THE EXERCISE: Quote all lines below exactly. Images stay out.

[Records excerpted from a collection]
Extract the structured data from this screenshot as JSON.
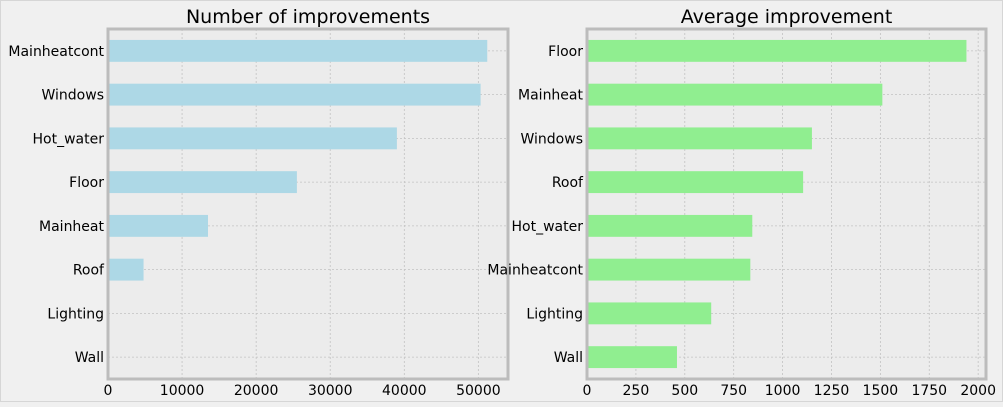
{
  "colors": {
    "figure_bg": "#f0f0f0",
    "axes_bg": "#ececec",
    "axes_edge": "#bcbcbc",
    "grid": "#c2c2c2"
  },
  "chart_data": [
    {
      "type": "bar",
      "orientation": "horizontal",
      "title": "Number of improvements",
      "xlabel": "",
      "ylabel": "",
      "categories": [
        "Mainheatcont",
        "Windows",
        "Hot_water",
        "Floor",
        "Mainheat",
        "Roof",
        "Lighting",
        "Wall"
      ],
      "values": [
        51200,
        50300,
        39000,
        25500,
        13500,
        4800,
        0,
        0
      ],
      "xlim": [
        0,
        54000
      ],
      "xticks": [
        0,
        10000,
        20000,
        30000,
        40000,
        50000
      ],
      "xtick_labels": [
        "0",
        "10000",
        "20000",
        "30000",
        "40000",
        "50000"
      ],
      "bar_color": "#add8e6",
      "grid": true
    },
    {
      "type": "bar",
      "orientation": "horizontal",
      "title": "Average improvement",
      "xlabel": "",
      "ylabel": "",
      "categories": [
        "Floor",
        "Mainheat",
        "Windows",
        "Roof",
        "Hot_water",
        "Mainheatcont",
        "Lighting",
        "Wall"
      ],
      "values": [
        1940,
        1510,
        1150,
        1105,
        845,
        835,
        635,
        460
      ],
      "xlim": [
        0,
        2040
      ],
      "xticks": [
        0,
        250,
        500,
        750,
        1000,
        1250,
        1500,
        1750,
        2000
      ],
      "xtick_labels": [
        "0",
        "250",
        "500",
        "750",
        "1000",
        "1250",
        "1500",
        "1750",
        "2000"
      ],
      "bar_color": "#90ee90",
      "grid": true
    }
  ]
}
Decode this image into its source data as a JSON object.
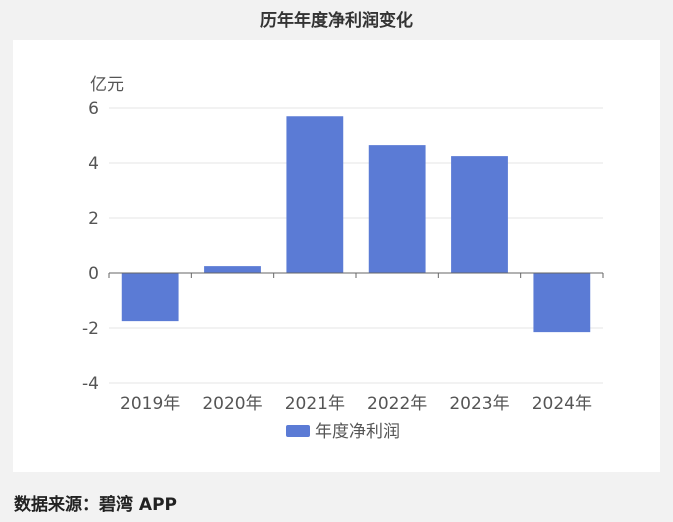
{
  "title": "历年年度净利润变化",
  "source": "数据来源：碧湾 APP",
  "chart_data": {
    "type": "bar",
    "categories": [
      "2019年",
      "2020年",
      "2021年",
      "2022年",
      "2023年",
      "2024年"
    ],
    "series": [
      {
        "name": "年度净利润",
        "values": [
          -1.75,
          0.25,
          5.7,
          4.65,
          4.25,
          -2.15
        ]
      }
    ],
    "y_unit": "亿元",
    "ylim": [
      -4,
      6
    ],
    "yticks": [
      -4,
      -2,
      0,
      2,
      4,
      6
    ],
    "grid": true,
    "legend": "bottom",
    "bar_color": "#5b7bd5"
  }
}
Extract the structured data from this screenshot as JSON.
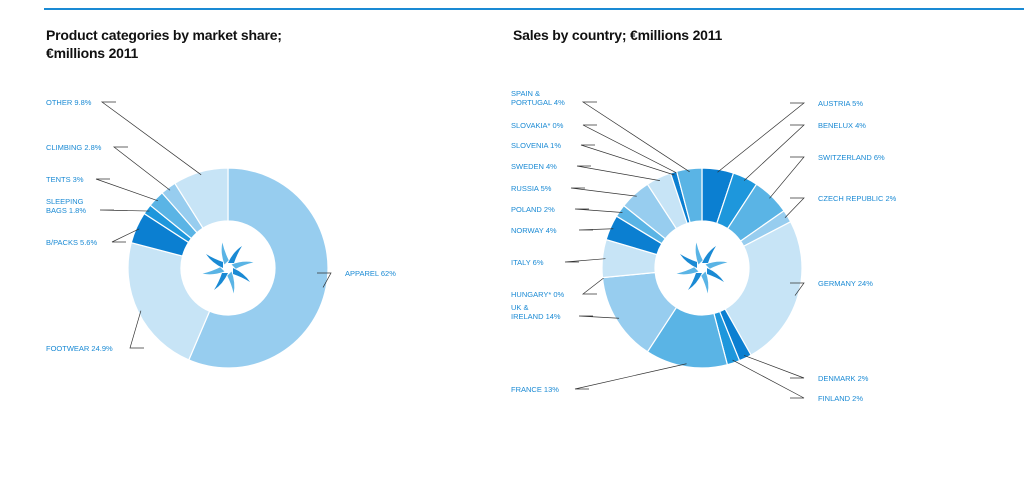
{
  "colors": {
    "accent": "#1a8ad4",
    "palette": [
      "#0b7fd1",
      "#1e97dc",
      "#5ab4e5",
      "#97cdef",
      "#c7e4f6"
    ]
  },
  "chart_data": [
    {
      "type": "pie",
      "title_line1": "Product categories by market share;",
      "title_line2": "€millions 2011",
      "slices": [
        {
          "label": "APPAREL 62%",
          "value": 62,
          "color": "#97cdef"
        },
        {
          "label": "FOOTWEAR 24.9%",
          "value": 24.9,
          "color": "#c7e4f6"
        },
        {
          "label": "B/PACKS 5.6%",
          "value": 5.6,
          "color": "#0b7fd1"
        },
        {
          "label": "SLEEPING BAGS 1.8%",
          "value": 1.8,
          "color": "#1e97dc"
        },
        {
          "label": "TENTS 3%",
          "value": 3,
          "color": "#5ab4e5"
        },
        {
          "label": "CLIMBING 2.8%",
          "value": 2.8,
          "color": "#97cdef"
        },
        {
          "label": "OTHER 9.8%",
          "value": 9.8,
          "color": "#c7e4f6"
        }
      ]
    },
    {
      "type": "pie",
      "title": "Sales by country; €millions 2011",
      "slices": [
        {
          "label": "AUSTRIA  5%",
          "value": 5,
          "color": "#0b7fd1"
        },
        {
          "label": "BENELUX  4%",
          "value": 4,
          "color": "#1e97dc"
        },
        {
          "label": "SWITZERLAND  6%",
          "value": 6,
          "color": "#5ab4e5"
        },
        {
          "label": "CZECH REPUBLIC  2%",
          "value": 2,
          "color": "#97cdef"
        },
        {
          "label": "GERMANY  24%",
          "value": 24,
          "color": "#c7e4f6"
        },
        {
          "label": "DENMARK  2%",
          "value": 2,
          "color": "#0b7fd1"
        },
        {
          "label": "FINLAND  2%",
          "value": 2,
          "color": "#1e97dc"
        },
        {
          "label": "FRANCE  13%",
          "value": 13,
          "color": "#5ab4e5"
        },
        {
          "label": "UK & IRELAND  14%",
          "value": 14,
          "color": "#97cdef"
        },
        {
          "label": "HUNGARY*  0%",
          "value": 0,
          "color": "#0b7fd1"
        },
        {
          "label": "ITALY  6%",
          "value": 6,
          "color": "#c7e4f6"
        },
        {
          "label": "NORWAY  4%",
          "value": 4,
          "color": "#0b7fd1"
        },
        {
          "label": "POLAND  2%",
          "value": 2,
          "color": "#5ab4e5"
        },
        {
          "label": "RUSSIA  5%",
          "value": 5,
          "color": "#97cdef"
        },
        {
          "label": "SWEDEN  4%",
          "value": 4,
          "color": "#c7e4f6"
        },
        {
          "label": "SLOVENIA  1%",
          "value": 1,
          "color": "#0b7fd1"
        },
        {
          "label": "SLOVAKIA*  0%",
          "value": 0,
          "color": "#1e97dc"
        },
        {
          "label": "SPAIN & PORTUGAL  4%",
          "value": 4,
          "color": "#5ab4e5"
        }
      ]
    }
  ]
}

FULL ANSWER:
Extract the structured data from this screenshot as JSON.
{
  "colors": {
    "figure_bg": "#f0f0f0",
    "axes_bg": "#ececec",
    "axes_edge": "#bcbcbc",
    "grid": "#c2c2c2"
  },
  "chart_data": [
    {
      "type": "bar",
      "orientation": "horizontal",
      "title": "Number of improvements",
      "xlabel": "",
      "ylabel": "",
      "categories": [
        "Mainheatcont",
        "Windows",
        "Hot_water",
        "Floor",
        "Mainheat",
        "Roof",
        "Lighting",
        "Wall"
      ],
      "values": [
        51200,
        50300,
        39000,
        25500,
        13500,
        4800,
        0,
        0
      ],
      "xlim": [
        0,
        54000
      ],
      "xticks": [
        0,
        10000,
        20000,
        30000,
        40000,
        50000
      ],
      "xtick_labels": [
        "0",
        "10000",
        "20000",
        "30000",
        "40000",
        "50000"
      ],
      "bar_color": "#add8e6",
      "grid": true
    },
    {
      "type": "bar",
      "orientation": "horizontal",
      "title": "Average improvement",
      "xlabel": "",
      "ylabel": "",
      "categories": [
        "Floor",
        "Mainheat",
        "Windows",
        "Roof",
        "Hot_water",
        "Mainheatcont",
        "Lighting",
        "Wall"
      ],
      "values": [
        1940,
        1510,
        1150,
        1105,
        845,
        835,
        635,
        460
      ],
      "xlim": [
        0,
        2040
      ],
      "xticks": [
        0,
        250,
        500,
        750,
        1000,
        1250,
        1500,
        1750,
        2000
      ],
      "xtick_labels": [
        "0",
        "250",
        "500",
        "750",
        "1000",
        "1250",
        "1500",
        "1750",
        "2000"
      ],
      "bar_color": "#90ee90",
      "grid": true
    }
  ]
}
Decode this image into its source data as a JSON object.
{
  "title": "历年年度净利润变化",
  "source": "数据来源：碧湾 APP",
  "chart_data": {
    "type": "bar",
    "categories": [
      "2019年",
      "2020年",
      "2021年",
      "2022年",
      "2023年",
      "2024年"
    ],
    "series": [
      {
        "name": "年度净利润",
        "values": [
          -1.75,
          0.25,
          5.7,
          4.65,
          4.25,
          -2.15
        ]
      }
    ],
    "y_unit": "亿元",
    "ylim": [
      -4,
      6
    ],
    "yticks": [
      -4,
      -2,
      0,
      2,
      4,
      6
    ],
    "grid": true,
    "legend": "bottom",
    "bar_color": "#5b7bd5"
  }
}
Extract the structured data from this screenshot as JSON.
{
  "colors": {
    "accent": "#1a8ad4",
    "palette": [
      "#0b7fd1",
      "#1e97dc",
      "#5ab4e5",
      "#97cdef",
      "#c7e4f6"
    ]
  },
  "chart_data": [
    {
      "type": "pie",
      "title_line1": "Product categories by market share;",
      "title_line2": "€millions 2011",
      "slices": [
        {
          "label": "APPAREL 62%",
          "value": 62,
          "color": "#97cdef"
        },
        {
          "label": "FOOTWEAR 24.9%",
          "value": 24.9,
          "color": "#c7e4f6"
        },
        {
          "label": "B/PACKS 5.6%",
          "value": 5.6,
          "color": "#0b7fd1"
        },
        {
          "label": "SLEEPING BAGS 1.8%",
          "value": 1.8,
          "color": "#1e97dc"
        },
        {
          "label": "TENTS 3%",
          "value": 3,
          "color": "#5ab4e5"
        },
        {
          "label": "CLIMBING 2.8%",
          "value": 2.8,
          "color": "#97cdef"
        },
        {
          "label": "OTHER 9.8%",
          "value": 9.8,
          "color": "#c7e4f6"
        }
      ]
    },
    {
      "type": "pie",
      "title": "Sales by country; €millions 2011",
      "slices": [
        {
          "label": "AUSTRIA  5%",
          "value": 5,
          "color": "#0b7fd1"
        },
        {
          "label": "BENELUX  4%",
          "value": 4,
          "color": "#1e97dc"
        },
        {
          "label": "SWITZERLAND  6%",
          "value": 6,
          "color": "#5ab4e5"
        },
        {
          "label": "CZECH REPUBLIC  2%",
          "value": 2,
          "color": "#97cdef"
        },
        {
          "label": "GERMANY  24%",
          "value": 24,
          "color": "#c7e4f6"
        },
        {
          "label": "DENMARK  2%",
          "value": 2,
          "color": "#0b7fd1"
        },
        {
          "label": "FINLAND  2%",
          "value": 2,
          "color": "#1e97dc"
        },
        {
          "label": "FRANCE  13%",
          "value": 13,
          "color": "#5ab4e5"
        },
        {
          "label": "UK & IRELAND  14%",
          "value": 14,
          "color": "#97cdef"
        },
        {
          "label": "HUNGARY*  0%",
          "value": 0,
          "color": "#0b7fd1"
        },
        {
          "label": "ITALY  6%",
          "value": 6,
          "color": "#c7e4f6"
        },
        {
          "label": "NORWAY  4%",
          "value": 4,
          "color": "#0b7fd1"
        },
        {
          "label": "POLAND  2%",
          "value": 2,
          "color": "#5ab4e5"
        },
        {
          "label": "RUSSIA  5%",
          "value": 5,
          "color": "#97cdef"
        },
        {
          "label": "SWEDEN  4%",
          "value": 4,
          "color": "#c7e4f6"
        },
        {
          "label": "SLOVENIA  1%",
          "value": 1,
          "color": "#0b7fd1"
        },
        {
          "label": "SLOVAKIA*  0%",
          "value": 0,
          "color": "#1e97dc"
        },
        {
          "label": "SPAIN & PORTUGAL  4%",
          "value": 4,
          "color": "#5ab4e5"
        }
      ]
    }
  ]
}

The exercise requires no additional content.